**Work to be completed:**
Note each line of the listing that contains the string "JSON", and copy it.

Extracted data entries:
================================

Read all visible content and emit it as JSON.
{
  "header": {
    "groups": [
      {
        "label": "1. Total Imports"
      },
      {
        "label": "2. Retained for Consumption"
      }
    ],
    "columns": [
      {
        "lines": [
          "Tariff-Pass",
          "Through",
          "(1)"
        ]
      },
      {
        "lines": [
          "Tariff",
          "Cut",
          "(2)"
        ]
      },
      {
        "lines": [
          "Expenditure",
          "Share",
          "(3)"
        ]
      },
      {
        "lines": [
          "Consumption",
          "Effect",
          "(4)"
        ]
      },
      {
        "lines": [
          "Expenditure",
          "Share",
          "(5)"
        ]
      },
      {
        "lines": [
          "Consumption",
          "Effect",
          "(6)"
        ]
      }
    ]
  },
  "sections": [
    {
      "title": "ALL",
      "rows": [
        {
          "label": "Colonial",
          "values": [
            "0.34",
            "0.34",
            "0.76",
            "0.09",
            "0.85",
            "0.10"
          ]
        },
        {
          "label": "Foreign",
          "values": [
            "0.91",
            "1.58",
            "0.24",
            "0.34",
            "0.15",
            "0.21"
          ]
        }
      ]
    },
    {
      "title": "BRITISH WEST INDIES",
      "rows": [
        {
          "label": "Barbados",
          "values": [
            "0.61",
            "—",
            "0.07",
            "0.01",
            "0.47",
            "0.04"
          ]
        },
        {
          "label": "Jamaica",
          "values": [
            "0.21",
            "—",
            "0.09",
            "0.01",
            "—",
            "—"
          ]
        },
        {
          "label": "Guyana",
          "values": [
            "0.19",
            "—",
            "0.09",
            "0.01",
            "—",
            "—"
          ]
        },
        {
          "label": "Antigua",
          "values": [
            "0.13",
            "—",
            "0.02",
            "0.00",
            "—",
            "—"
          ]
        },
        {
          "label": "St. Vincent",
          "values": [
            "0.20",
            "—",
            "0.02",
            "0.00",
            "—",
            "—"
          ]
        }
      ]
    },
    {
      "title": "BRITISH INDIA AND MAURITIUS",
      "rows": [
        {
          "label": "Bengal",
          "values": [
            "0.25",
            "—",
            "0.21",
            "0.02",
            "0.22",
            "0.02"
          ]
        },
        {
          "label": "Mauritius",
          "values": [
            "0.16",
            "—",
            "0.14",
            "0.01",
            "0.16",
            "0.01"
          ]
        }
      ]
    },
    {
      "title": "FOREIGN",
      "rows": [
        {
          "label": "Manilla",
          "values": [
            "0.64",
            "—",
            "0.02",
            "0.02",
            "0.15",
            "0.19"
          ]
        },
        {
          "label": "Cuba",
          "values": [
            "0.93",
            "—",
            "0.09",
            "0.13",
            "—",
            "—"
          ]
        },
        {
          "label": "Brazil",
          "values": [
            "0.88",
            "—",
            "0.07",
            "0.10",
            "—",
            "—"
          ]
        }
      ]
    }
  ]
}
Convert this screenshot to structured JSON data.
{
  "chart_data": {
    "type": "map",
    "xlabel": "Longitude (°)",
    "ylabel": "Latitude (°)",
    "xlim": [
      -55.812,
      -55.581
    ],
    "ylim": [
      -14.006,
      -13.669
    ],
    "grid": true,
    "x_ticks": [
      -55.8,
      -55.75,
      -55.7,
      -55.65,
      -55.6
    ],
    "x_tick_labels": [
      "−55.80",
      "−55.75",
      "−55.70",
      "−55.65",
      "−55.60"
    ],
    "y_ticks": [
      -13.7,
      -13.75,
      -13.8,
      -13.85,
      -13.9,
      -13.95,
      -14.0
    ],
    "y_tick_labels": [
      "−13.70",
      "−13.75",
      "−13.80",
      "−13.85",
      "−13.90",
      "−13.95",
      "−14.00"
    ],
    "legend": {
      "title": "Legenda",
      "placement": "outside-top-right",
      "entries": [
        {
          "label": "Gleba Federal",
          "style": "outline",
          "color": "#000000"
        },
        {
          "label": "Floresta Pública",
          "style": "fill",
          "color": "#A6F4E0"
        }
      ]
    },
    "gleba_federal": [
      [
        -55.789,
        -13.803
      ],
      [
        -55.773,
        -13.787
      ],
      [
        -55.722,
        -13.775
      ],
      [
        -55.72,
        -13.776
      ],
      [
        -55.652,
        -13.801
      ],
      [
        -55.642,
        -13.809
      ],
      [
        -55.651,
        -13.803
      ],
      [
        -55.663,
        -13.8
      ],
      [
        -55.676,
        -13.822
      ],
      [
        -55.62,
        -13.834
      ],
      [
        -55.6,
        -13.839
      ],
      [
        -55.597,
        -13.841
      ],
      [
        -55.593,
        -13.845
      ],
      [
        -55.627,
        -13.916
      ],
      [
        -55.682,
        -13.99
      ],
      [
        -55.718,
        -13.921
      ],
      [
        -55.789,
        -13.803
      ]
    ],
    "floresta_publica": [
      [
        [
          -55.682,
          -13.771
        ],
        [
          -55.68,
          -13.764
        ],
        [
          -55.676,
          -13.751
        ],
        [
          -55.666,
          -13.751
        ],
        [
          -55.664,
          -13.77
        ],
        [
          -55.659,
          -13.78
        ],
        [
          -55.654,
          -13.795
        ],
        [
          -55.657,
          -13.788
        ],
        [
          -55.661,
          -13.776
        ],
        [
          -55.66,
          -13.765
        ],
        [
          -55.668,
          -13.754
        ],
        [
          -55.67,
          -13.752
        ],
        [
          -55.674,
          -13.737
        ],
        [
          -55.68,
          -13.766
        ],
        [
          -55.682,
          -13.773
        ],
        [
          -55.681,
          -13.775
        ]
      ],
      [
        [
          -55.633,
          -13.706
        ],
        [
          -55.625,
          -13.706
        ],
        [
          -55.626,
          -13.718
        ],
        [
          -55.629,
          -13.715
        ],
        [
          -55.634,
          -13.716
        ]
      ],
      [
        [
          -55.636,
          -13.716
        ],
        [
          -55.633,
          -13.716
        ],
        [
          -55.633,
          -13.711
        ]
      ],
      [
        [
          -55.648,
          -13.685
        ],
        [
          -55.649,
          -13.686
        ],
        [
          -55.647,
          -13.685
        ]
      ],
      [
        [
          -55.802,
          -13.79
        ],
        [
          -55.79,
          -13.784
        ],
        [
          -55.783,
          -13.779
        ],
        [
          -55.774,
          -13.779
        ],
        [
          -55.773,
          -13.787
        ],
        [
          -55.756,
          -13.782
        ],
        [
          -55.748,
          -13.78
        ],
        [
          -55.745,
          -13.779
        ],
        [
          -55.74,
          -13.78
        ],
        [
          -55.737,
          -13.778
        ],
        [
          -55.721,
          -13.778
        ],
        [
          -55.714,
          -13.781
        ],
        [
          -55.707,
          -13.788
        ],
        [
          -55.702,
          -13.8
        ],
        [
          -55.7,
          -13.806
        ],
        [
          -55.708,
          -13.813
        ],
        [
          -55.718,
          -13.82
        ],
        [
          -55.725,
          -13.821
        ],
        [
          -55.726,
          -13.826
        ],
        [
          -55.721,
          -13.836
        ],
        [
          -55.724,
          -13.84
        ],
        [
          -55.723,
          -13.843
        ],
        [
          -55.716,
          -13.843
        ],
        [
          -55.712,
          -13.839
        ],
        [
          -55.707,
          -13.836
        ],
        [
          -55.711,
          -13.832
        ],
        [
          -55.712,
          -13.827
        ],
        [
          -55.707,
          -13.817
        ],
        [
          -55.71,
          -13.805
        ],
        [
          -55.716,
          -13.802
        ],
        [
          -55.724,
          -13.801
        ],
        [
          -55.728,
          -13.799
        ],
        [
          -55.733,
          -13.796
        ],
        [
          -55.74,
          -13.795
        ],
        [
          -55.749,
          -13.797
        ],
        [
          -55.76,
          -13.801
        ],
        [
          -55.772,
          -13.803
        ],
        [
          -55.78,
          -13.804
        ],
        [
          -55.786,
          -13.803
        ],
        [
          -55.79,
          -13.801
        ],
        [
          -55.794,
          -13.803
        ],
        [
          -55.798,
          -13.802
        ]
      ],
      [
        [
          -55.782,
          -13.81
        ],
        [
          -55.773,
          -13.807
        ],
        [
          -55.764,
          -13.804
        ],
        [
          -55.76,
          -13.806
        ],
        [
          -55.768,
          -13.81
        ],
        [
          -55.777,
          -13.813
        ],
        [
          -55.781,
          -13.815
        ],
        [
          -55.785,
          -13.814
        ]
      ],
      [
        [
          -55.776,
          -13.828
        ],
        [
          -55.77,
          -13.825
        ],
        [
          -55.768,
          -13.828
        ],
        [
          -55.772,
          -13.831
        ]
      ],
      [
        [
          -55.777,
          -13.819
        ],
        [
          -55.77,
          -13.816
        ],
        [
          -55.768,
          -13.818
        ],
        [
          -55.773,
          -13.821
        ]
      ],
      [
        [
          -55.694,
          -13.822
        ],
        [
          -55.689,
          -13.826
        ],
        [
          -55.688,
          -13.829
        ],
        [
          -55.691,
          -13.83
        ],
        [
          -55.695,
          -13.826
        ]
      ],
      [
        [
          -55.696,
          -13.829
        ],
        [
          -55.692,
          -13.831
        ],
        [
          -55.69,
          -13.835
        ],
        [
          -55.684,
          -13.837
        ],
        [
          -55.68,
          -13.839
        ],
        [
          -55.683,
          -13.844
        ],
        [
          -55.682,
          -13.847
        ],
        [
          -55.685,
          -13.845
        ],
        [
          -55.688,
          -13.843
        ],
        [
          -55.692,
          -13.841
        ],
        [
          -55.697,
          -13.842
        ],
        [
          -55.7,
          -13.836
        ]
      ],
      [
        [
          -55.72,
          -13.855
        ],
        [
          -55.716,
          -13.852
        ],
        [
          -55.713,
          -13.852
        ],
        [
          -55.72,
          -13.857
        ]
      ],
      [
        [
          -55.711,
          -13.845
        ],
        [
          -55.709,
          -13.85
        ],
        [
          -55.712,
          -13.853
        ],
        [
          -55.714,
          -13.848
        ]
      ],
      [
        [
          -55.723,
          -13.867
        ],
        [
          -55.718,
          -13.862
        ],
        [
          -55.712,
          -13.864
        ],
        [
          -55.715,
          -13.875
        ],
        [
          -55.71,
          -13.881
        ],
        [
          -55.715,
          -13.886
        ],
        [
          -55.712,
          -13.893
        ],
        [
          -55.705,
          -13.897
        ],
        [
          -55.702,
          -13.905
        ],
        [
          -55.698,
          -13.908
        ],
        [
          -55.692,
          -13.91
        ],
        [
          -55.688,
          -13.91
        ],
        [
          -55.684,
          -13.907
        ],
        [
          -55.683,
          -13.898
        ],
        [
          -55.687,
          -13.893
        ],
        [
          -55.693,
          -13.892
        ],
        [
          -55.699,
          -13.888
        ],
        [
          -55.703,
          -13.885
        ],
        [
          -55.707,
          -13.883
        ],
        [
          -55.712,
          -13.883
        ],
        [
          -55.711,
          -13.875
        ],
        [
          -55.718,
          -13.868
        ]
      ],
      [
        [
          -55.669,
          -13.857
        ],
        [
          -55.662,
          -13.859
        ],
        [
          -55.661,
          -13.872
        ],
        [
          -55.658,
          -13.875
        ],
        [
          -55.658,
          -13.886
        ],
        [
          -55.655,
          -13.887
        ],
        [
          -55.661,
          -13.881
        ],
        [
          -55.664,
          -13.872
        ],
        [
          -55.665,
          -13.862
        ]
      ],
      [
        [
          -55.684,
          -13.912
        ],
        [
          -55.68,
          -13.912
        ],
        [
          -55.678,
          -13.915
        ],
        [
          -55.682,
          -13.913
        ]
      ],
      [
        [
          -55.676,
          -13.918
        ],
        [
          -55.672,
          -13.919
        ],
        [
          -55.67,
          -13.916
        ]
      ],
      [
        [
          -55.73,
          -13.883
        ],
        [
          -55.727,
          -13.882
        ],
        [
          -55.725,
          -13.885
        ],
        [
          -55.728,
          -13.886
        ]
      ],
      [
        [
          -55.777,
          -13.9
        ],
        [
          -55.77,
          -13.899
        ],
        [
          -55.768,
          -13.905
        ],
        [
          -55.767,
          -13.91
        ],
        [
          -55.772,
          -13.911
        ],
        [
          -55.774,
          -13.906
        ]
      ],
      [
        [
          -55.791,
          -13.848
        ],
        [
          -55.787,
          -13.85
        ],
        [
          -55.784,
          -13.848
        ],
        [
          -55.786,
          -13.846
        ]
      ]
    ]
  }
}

================================

**Task result:**
Read all visible content and emit it as JSON.
Convert this screenshot to structured JSON data.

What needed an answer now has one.